Dataset rows for document pages:
*****

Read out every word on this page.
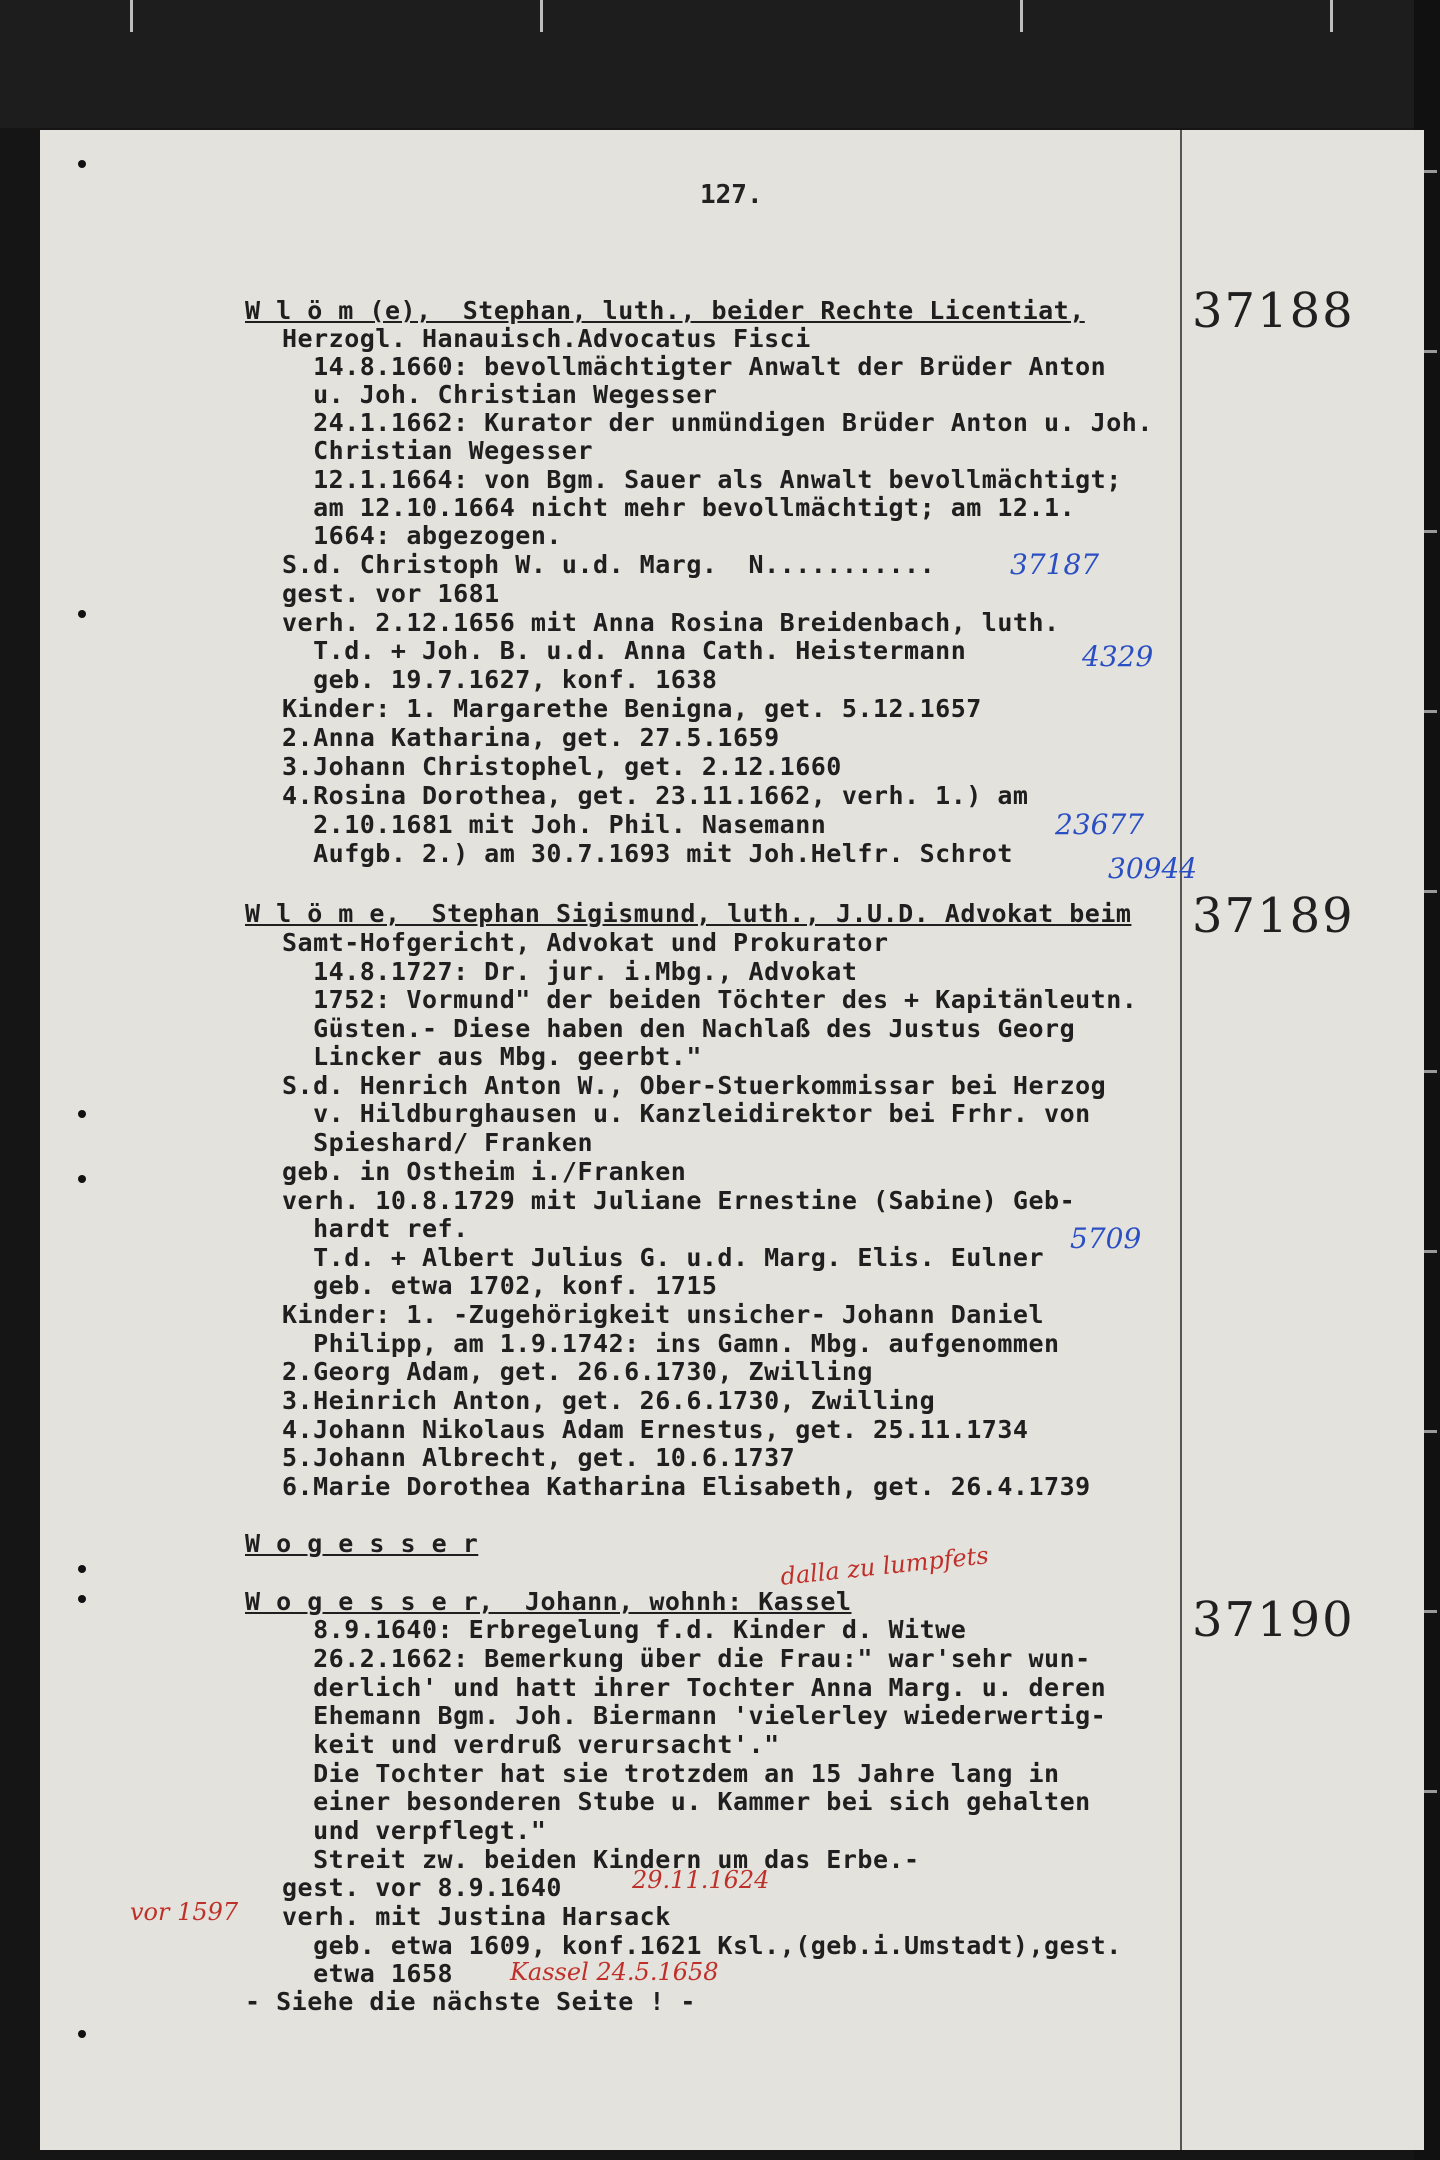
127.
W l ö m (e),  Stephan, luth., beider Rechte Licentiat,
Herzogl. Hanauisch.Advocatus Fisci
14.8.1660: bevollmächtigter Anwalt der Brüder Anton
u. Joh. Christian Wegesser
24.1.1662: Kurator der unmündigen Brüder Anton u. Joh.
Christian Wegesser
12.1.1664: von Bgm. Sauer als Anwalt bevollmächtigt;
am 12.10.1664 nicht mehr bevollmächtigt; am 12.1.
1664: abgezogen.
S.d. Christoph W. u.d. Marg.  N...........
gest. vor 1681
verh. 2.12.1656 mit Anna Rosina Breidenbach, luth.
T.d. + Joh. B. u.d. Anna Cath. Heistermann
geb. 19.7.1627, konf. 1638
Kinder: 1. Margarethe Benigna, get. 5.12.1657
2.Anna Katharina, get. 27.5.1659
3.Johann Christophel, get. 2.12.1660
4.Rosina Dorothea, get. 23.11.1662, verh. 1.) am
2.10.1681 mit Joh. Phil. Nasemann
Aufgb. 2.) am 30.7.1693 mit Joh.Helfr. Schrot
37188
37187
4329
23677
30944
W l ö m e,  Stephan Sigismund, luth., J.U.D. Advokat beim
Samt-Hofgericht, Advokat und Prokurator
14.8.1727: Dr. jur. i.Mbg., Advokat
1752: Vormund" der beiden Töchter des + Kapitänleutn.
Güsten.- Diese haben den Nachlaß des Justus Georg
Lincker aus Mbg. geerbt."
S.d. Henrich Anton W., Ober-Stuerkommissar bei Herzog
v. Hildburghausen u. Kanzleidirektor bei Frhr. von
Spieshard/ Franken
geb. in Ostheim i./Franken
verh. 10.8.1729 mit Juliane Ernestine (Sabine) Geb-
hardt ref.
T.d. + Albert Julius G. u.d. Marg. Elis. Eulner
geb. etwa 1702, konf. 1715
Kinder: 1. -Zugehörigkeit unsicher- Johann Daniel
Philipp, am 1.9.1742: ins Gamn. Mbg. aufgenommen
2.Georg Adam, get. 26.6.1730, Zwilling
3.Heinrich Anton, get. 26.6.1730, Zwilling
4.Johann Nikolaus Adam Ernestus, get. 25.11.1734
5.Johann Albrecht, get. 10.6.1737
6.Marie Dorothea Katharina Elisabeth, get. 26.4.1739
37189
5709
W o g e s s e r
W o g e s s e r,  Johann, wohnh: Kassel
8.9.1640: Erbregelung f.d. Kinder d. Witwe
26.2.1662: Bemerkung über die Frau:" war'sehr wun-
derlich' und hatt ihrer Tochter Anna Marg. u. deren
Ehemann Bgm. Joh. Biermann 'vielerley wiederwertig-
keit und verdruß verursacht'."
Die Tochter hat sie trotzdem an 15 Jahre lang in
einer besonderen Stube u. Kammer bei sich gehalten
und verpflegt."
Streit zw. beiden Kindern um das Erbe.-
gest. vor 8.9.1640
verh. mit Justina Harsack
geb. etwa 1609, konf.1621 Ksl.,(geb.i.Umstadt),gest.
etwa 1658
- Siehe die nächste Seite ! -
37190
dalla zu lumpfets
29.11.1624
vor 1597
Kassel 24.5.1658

*****

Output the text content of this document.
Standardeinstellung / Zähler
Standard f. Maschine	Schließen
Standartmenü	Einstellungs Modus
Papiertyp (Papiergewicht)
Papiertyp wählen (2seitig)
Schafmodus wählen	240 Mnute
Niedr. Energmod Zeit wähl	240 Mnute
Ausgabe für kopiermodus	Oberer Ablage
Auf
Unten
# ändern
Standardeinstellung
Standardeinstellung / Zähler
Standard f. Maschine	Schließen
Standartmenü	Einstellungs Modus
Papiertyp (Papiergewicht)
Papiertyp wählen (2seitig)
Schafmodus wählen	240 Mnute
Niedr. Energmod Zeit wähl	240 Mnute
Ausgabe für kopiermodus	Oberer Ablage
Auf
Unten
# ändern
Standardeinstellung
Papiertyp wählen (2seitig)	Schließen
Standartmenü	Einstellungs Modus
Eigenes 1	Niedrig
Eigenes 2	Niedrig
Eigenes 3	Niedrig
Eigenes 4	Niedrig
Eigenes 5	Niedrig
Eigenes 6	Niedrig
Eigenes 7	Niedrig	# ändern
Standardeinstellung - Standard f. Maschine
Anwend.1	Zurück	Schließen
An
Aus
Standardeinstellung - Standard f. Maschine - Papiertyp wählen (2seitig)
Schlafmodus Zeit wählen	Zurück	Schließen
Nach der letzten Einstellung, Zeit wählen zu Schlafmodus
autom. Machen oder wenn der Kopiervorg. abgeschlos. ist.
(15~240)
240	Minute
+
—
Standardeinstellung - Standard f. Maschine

*****

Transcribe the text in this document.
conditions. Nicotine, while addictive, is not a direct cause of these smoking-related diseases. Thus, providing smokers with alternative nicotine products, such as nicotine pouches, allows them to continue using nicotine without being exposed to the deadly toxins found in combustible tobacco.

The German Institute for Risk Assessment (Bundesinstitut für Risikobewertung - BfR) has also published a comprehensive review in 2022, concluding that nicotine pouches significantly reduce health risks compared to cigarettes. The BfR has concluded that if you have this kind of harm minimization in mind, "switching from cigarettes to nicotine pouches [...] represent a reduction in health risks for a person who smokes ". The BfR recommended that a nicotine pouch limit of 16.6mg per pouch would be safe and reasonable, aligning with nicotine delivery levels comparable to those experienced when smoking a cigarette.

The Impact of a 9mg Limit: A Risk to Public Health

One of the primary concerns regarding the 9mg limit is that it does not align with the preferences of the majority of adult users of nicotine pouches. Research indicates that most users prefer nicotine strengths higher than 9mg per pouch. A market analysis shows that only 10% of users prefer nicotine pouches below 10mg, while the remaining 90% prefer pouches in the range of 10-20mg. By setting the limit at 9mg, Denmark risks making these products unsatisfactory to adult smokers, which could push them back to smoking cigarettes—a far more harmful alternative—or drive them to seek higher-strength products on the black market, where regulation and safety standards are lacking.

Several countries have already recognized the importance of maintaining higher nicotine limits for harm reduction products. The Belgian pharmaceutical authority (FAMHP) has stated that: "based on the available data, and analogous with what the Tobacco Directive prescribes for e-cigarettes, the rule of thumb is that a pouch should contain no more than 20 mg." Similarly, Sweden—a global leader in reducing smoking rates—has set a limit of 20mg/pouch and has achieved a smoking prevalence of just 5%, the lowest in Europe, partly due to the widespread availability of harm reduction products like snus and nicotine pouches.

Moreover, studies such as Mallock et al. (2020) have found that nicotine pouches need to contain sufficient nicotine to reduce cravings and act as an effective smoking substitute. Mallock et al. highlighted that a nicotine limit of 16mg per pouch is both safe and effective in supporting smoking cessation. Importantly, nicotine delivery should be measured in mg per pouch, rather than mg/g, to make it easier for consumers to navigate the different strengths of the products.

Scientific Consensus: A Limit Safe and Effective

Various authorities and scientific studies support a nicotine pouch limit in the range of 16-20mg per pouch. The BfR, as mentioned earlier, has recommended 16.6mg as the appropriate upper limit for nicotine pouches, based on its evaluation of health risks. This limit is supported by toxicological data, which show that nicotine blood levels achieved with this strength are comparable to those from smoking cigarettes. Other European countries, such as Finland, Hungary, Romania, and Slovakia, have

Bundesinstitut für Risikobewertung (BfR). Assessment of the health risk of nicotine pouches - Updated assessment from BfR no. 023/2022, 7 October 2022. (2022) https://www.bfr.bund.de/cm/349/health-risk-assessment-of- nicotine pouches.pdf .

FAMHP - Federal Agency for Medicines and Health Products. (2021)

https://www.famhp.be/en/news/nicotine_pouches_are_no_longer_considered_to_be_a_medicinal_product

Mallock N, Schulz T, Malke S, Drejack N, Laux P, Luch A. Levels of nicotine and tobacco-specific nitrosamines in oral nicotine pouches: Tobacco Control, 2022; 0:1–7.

*****

--- Activity ---
The answer must consist of every line from the data that holds the string "etwa".

--- Solved exercise ---
geb. etwa 1702, konf. 1715
geb. etwa 1609, konf.1621 Ksl.,(geb.i.Umstadt),gest.
etwa 1658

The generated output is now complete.